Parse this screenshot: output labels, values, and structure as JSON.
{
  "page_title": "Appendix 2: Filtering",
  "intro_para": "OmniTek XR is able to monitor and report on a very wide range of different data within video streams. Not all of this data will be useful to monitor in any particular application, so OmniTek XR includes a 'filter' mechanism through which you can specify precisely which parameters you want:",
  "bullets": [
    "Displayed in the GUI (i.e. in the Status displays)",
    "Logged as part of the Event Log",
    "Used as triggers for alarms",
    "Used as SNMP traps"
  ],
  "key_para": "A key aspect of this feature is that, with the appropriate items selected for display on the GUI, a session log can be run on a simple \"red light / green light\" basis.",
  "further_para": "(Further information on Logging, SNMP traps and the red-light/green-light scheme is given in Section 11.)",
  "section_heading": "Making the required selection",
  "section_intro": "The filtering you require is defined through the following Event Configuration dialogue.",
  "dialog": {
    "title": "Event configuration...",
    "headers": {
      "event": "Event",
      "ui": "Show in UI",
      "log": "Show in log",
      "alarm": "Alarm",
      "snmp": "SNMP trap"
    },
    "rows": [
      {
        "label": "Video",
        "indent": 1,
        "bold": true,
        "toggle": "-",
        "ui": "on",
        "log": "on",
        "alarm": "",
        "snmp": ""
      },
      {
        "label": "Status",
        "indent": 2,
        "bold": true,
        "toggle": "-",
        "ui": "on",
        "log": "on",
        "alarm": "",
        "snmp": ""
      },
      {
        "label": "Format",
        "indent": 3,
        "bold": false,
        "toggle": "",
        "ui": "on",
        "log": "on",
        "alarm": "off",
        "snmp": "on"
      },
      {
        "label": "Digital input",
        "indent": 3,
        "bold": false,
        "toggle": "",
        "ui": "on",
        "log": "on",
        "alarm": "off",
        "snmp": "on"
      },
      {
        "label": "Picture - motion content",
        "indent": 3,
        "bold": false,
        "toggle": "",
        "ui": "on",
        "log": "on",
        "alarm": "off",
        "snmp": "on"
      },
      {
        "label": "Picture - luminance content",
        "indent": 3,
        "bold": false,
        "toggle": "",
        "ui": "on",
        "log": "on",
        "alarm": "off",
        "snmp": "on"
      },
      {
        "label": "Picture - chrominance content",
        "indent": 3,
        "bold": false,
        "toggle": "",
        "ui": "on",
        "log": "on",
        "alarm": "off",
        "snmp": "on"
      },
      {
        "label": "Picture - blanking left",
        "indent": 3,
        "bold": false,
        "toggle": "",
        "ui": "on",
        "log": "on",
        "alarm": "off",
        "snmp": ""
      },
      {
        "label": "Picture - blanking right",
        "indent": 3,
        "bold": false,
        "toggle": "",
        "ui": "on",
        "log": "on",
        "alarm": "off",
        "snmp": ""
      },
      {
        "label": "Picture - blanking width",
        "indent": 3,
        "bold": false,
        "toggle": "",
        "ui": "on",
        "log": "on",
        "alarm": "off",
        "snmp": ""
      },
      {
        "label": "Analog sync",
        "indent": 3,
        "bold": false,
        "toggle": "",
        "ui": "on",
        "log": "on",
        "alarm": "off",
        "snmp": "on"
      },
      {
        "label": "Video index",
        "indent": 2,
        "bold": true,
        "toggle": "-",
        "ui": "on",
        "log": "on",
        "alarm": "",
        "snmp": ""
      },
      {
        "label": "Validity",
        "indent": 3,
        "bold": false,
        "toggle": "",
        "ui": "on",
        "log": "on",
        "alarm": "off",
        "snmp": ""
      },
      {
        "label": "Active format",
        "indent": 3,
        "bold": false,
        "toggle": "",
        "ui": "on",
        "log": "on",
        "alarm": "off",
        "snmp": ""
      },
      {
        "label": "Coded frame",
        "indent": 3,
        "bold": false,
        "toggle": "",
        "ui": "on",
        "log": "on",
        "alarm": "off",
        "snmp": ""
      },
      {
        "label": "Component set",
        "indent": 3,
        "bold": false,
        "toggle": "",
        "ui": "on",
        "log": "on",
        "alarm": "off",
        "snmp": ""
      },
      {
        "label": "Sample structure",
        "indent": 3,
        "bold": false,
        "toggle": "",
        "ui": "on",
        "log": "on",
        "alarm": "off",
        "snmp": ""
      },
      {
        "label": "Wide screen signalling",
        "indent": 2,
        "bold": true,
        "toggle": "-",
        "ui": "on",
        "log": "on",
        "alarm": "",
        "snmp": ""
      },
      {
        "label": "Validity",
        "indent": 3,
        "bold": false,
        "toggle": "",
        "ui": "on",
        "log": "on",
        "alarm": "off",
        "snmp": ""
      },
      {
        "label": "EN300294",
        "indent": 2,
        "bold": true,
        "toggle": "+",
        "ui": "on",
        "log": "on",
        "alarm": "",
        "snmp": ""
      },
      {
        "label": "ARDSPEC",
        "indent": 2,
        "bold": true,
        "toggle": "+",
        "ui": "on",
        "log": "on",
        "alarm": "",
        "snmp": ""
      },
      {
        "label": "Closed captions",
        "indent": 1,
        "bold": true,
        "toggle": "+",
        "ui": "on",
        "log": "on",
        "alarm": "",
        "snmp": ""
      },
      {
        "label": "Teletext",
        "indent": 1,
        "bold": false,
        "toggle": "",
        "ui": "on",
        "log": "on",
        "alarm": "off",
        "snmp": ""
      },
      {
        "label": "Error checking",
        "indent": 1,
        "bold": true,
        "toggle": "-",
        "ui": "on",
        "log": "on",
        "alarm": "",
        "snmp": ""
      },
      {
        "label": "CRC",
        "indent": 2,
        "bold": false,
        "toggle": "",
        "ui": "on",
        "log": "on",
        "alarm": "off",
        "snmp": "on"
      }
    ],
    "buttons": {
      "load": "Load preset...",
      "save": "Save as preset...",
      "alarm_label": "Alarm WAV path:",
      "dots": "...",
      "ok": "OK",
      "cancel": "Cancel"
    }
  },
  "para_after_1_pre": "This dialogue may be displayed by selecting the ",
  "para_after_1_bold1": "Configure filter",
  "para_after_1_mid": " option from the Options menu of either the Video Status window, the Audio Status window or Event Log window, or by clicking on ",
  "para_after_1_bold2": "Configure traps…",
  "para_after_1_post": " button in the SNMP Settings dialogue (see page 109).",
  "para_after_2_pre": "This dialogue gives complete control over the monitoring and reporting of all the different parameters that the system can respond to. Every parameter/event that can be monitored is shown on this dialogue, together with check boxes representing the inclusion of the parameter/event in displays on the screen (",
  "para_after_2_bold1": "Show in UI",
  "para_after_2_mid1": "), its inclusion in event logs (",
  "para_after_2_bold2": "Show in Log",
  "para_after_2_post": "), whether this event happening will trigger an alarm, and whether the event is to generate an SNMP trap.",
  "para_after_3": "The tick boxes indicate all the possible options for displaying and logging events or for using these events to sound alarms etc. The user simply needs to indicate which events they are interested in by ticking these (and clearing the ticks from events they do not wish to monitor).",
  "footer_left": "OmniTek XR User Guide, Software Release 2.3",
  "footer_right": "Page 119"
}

GIVEN PROBLEM: Search the listing for the word "inclusion" and return each line that holds it.

WRITTEN RESPONSE:
  "para_after_2_pre": "This dialogue gives complete control over the monitoring and reporting of all the different parameters that the system can respond to. Every parameter/event that can be monitored is shown on this dialogue, together with check boxes representing the inclusion of the parameter/event in displays on the screen (",
  "para_after_2_mid1": "), its inclusion in event logs (",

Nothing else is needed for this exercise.